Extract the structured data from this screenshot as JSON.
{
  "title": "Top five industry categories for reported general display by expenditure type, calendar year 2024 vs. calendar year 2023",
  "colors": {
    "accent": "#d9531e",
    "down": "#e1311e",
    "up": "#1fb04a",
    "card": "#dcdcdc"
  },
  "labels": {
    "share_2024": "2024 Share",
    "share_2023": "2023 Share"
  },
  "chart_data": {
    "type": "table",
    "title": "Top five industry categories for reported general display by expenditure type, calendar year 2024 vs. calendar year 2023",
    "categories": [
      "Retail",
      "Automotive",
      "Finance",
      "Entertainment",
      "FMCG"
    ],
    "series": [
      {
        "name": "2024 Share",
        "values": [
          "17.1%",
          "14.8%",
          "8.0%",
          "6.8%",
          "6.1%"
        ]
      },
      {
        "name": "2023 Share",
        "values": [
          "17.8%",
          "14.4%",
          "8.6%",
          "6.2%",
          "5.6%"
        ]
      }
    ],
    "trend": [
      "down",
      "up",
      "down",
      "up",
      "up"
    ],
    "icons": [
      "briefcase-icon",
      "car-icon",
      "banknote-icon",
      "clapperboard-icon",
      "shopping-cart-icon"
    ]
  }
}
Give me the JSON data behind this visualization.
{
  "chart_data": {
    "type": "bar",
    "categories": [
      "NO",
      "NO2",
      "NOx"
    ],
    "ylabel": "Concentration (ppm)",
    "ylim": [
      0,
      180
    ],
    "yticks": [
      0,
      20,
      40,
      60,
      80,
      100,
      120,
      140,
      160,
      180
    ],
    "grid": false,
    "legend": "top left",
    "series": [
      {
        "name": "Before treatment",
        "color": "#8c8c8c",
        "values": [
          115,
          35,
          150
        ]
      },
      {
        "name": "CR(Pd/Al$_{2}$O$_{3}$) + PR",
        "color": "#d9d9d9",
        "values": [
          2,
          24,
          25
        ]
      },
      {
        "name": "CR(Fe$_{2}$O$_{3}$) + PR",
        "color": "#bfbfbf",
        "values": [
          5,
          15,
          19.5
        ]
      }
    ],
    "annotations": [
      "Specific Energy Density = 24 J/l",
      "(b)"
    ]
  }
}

--

- [Request]
Count the lines in the material above where the string "general" appears, then state only that count.

- [The solution]
2